__YOUR OBJECTIVE__.
Look through the lines below and extract any with the word "from".

━━ DATASET RECORDS ━━

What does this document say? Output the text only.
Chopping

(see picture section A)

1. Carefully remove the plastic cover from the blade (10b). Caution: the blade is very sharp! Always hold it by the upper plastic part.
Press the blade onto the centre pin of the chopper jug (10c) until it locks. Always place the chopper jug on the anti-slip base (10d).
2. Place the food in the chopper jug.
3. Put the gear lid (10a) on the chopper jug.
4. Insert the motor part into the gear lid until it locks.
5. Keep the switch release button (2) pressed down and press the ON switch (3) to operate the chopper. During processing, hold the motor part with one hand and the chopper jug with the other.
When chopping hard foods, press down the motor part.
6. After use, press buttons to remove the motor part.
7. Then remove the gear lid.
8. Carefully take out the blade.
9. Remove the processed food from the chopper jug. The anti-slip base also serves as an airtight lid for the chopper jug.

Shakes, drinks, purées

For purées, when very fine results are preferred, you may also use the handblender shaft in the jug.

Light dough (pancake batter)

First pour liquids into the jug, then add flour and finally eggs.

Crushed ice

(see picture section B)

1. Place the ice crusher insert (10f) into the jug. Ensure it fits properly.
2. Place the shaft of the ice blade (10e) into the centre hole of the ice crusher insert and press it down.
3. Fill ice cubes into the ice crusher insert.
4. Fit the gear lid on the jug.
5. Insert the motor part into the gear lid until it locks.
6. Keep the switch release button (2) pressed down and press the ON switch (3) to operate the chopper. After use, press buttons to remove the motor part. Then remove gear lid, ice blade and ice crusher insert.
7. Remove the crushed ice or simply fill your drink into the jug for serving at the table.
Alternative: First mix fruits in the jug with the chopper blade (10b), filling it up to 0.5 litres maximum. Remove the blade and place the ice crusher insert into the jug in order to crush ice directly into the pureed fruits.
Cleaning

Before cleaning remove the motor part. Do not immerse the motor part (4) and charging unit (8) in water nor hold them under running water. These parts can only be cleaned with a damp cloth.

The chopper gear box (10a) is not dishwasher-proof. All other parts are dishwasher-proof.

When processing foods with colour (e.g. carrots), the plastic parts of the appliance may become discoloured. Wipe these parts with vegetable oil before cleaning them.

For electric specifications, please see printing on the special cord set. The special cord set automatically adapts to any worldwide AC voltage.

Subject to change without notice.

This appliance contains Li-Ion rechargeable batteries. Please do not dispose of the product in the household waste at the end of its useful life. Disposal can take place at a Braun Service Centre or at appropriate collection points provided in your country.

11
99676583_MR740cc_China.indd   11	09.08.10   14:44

━━━
━━ DATASET RECORDS ━━

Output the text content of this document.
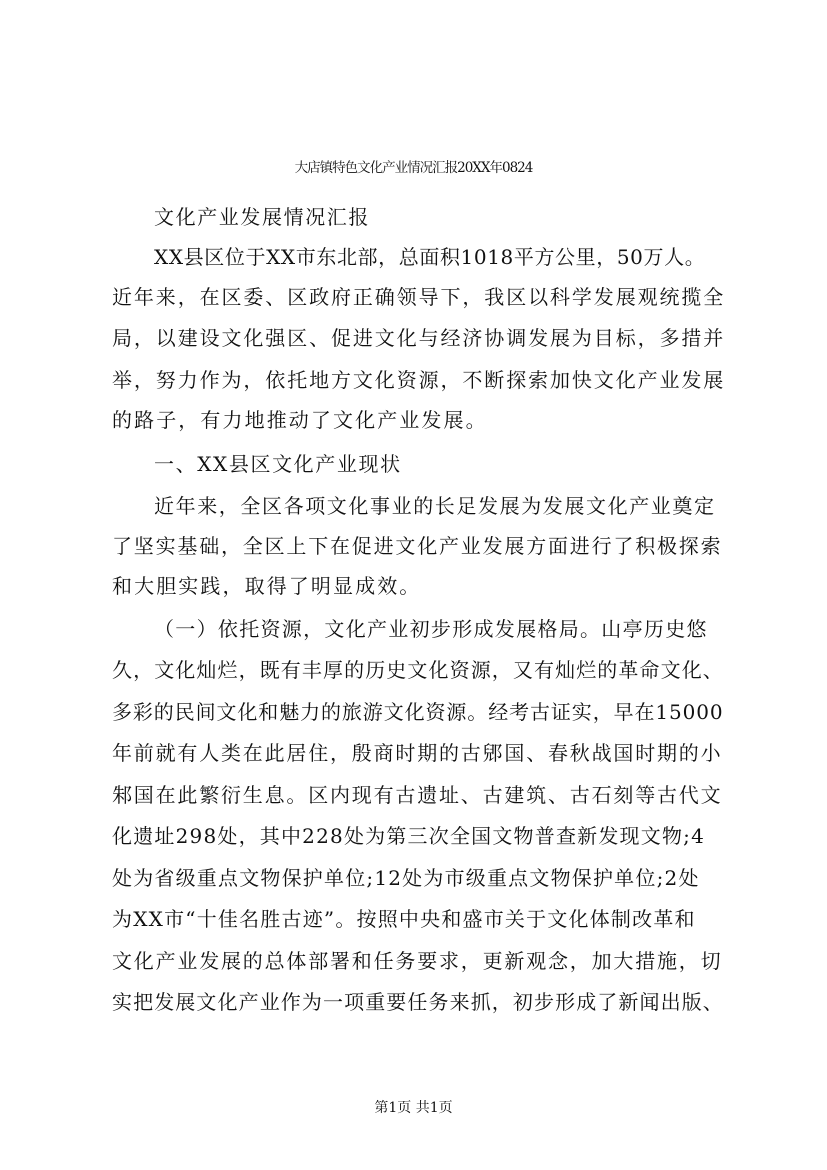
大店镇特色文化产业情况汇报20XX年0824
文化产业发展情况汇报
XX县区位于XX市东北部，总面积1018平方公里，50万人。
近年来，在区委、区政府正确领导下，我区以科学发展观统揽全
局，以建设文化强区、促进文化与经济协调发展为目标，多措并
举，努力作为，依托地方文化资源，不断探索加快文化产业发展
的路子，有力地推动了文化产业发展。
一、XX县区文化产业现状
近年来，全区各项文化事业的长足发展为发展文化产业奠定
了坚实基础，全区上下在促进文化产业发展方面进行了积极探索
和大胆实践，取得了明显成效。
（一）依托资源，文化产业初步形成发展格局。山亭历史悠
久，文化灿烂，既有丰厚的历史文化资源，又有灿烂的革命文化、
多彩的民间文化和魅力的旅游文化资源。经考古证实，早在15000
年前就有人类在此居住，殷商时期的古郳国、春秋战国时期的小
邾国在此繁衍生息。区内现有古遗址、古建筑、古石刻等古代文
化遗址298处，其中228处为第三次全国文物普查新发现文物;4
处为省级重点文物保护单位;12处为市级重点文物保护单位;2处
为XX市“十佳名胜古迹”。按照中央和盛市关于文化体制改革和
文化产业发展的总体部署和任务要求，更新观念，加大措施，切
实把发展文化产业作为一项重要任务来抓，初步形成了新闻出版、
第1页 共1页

━━━

__WRITTEN ANSWER__.
1. Carefully remove the plastic cover from the blade (10b). Caution: the blade is very sharp! Always hold it by the upper plastic part.
9. Remove the processed food from the chopper jug. The anti-slip base also serves as an airtight lid for the chopper jug.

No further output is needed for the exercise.